Exercise instructions:
Find the string "Mapping" in the records. Copy every line it appears in.
▼
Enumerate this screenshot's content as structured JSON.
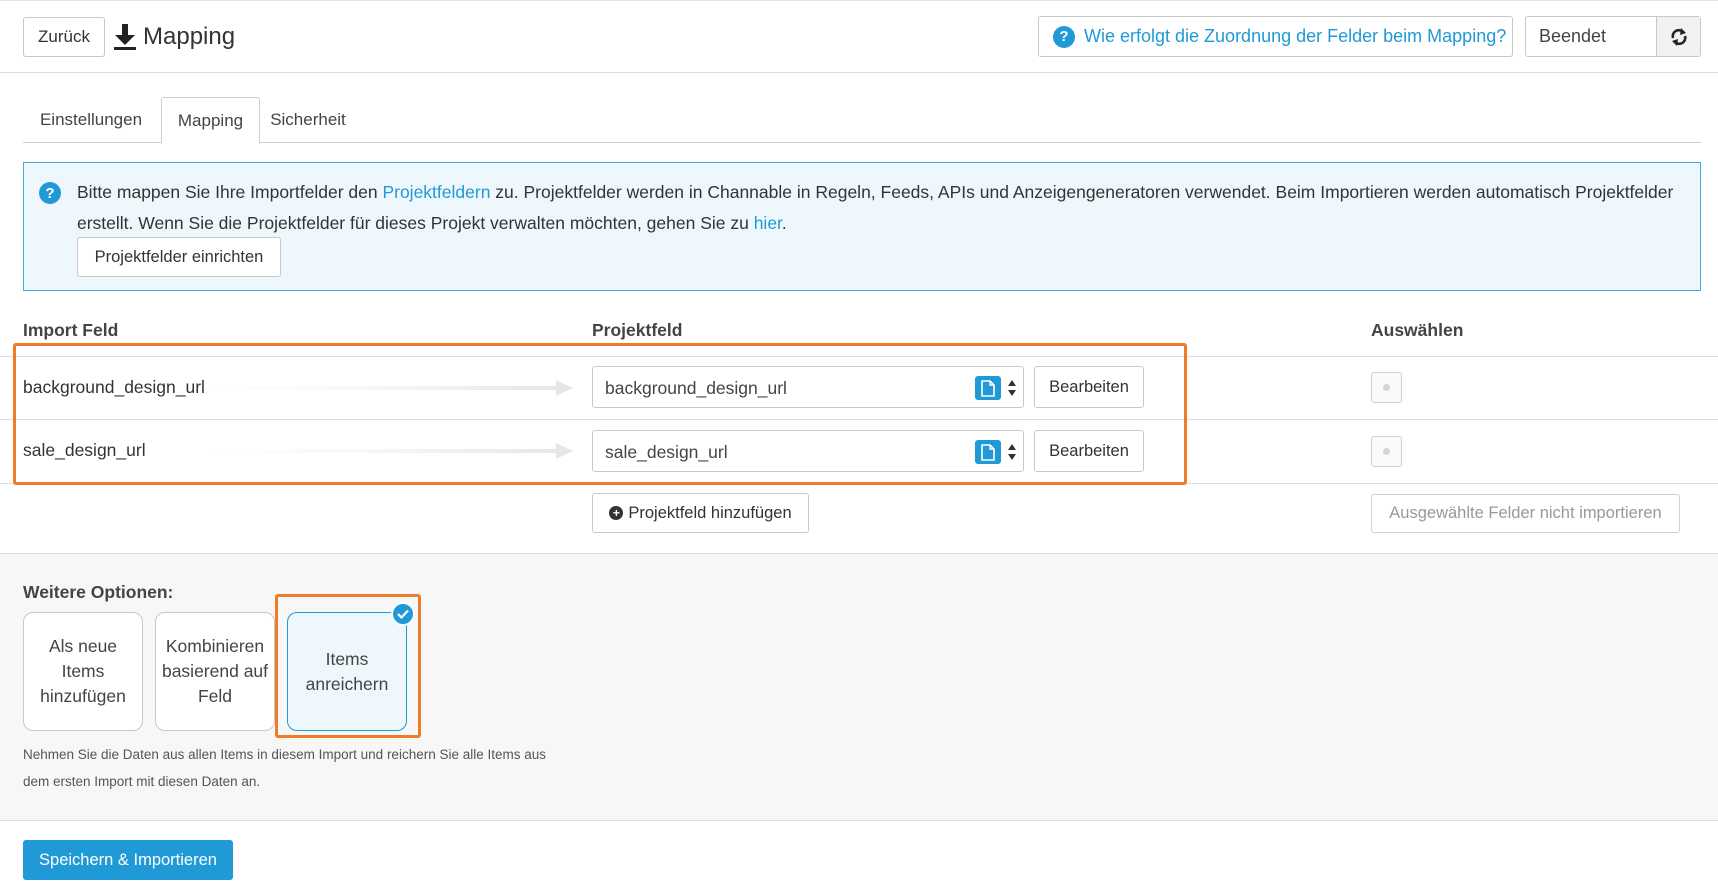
{
  "header": {
    "back_label": "Zurück",
    "title": "Mapping",
    "title_icon": "download-icon",
    "help_label": "Wie erfolgt die Zuordnung der Felder beim Mapping?",
    "status_label": "Beendet",
    "refresh_icon": "refresh-icon"
  },
  "tabs": [
    {
      "label": "Einstellungen",
      "active": false
    },
    {
      "label": "Mapping",
      "active": true
    },
    {
      "label": "Sicherheit",
      "active": false
    }
  ],
  "info": {
    "text_1": "Bitte mappen Sie Ihre Importfelder den ",
    "link_1": "Projektfeldern",
    "text_2": " zu. Projektfelder werden in Channable in Regeln, Feeds, APIs und Anzeigengeneratoren verwendet. Beim Importieren werden automatisch Projektfelder erstellt. Wenn Sie die Projektfelder für dieses Projekt verwalten möchten, gehen Sie zu ",
    "link_2": "hier",
    "text_3": ".",
    "button_label": "Projektfelder einrichten"
  },
  "table": {
    "columns": [
      "Import Feld",
      "Projektfeld",
      "Auswählen"
    ],
    "rows": [
      {
        "import_field": "background_design_url",
        "project_field": "background_design_url",
        "edit_label": "Bearbeiten"
      },
      {
        "import_field": "sale_design_url",
        "project_field": "sale_design_url",
        "edit_label": "Bearbeiten"
      }
    ],
    "add_label": "Projektfeld hinzufügen",
    "skip_label": "Ausgewählte Felder nicht importieren"
  },
  "options": {
    "title": "Weitere Optionen:",
    "cards": [
      {
        "label": "Als neue Items hinzufügen",
        "selected": false
      },
      {
        "label": "Kombinieren basierend auf Feld",
        "selected": false
      },
      {
        "label": "Items anreichern",
        "selected": true
      }
    ],
    "description": "Nehmen Sie die Daten aus allen Items in diesem Import und reichern Sie alle Items aus dem ersten Import mit diesen Daten an."
  },
  "footer": {
    "save_label": "Speichern & Importieren"
  },
  "colors": {
    "accent": "#1f9ad6",
    "highlight": "#ee7d2a",
    "info_bg": "#eef8fc"
  }
}
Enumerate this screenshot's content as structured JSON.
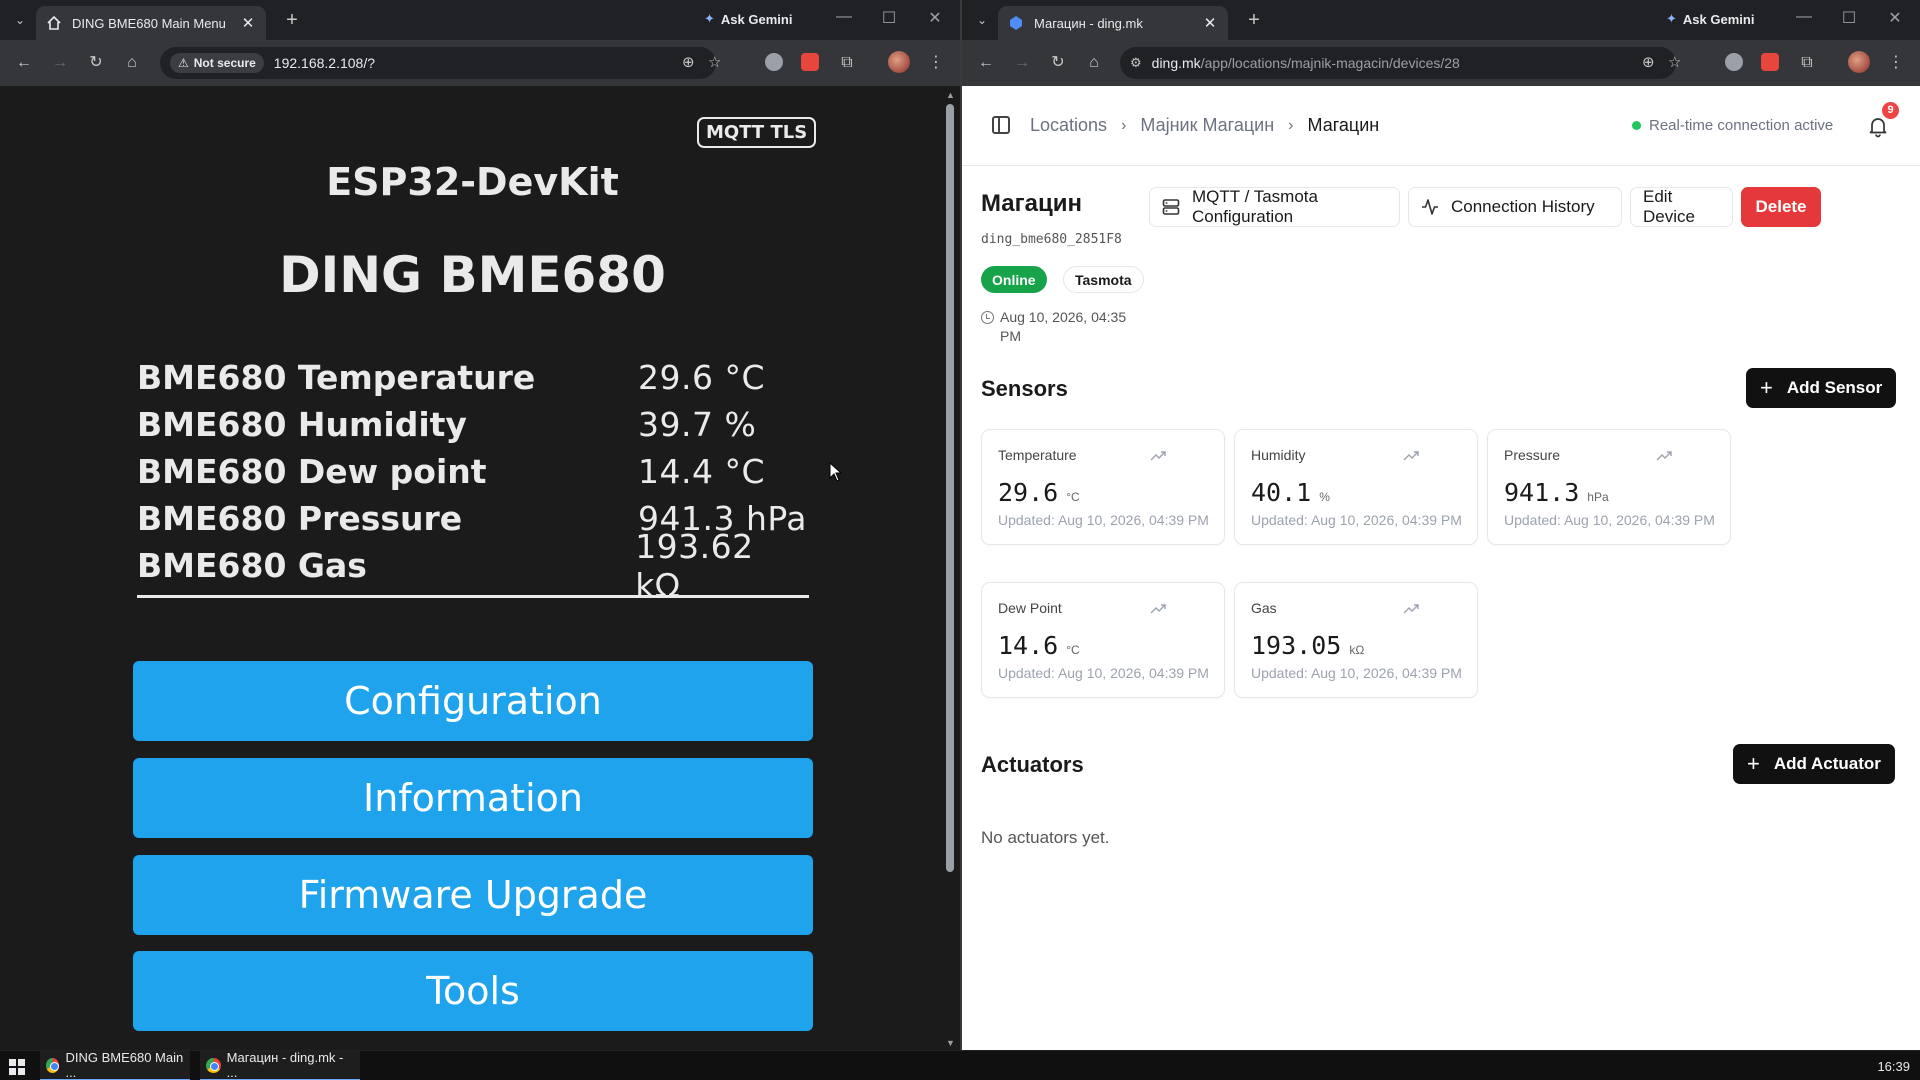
{
  "left_browser": {
    "tab_title": "DING BME680 Main Menu",
    "gemini_label": "Ask Gemini",
    "security_chip": "Not secure",
    "url": "192.168.2.108/?"
  },
  "right_browser": {
    "tab_title": "Магацин - ding.mk",
    "gemini_label": "Ask Gemini",
    "url_host": "ding.mk",
    "url_path": "/app/locations/majnik-magacin/devices/28"
  },
  "tasmota": {
    "badge": "MQTT TLS",
    "module": "ESP32-DevKit",
    "device": "DING BME680",
    "sensors": [
      {
        "name": "BME680 Temperature",
        "value": "29.6 °C"
      },
      {
        "name": "BME680 Humidity",
        "value": "39.7 %"
      },
      {
        "name": "BME680 Dew point",
        "value": "14.4 °C"
      },
      {
        "name": "BME680 Pressure",
        "value": "941.3 hPa"
      },
      {
        "name": "BME680 Gas",
        "value": "193.62 kΩ"
      }
    ],
    "buttons": [
      "Configuration",
      "Information",
      "Firmware Upgrade",
      "Tools"
    ]
  },
  "ding": {
    "breadcrumbs": [
      "Locations",
      "Мајник Магацин",
      "Магацин"
    ],
    "realtime_status": "Real-time connection active",
    "notification_count": "9",
    "device": {
      "name": "Магацин",
      "id": "ding_bme680_2851F8",
      "status": "Online",
      "type": "Tasmota",
      "last_seen_line1": "Aug 10, 2026, 04:35",
      "last_seen_line2": "PM"
    },
    "actions": {
      "mqtt": "MQTT / Tasmota Configuration",
      "history": "Connection History",
      "edit": "Edit Device",
      "delete": "Delete"
    },
    "sensors_title": "Sensors",
    "add_sensor": "Add Sensor",
    "sensor_cards": [
      {
        "name": "Temperature",
        "value": "29.6",
        "unit": "°C",
        "updated": "Updated: Aug 10, 2026, 04:39 PM"
      },
      {
        "name": "Humidity",
        "value": "40.1",
        "unit": "%",
        "updated": "Updated: Aug 10, 2026, 04:39 PM"
      },
      {
        "name": "Pressure",
        "value": "941.3",
        "unit": "hPa",
        "updated": "Updated: Aug 10, 2026, 04:39 PM"
      },
      {
        "name": "Dew Point",
        "value": "14.6",
        "unit": "°C",
        "updated": "Updated: Aug 10, 2026, 04:39 PM"
      },
      {
        "name": "Gas",
        "value": "193.05",
        "unit": "kΩ",
        "updated": "Updated: Aug 10, 2026, 04:39 PM"
      }
    ],
    "actuators_title": "Actuators",
    "add_actuator": "Add Actuator",
    "no_actuators": "No actuators yet."
  },
  "taskbar": {
    "items": [
      "DING BME680 Main ...",
      "Магацин - ding.mk - ..."
    ],
    "time": "16:39"
  },
  "colors": {
    "tasmota_button": "#1fa3ec",
    "online": "#16a34a",
    "delete": "#e5383b",
    "realtime_dot": "#22c55e"
  }
}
▲
Exercise solution:
    "title": "Mapping",
    "help_label": "Wie erfolgt die Zuordnung der Felder beim Mapping?",
      "label": "Mapping",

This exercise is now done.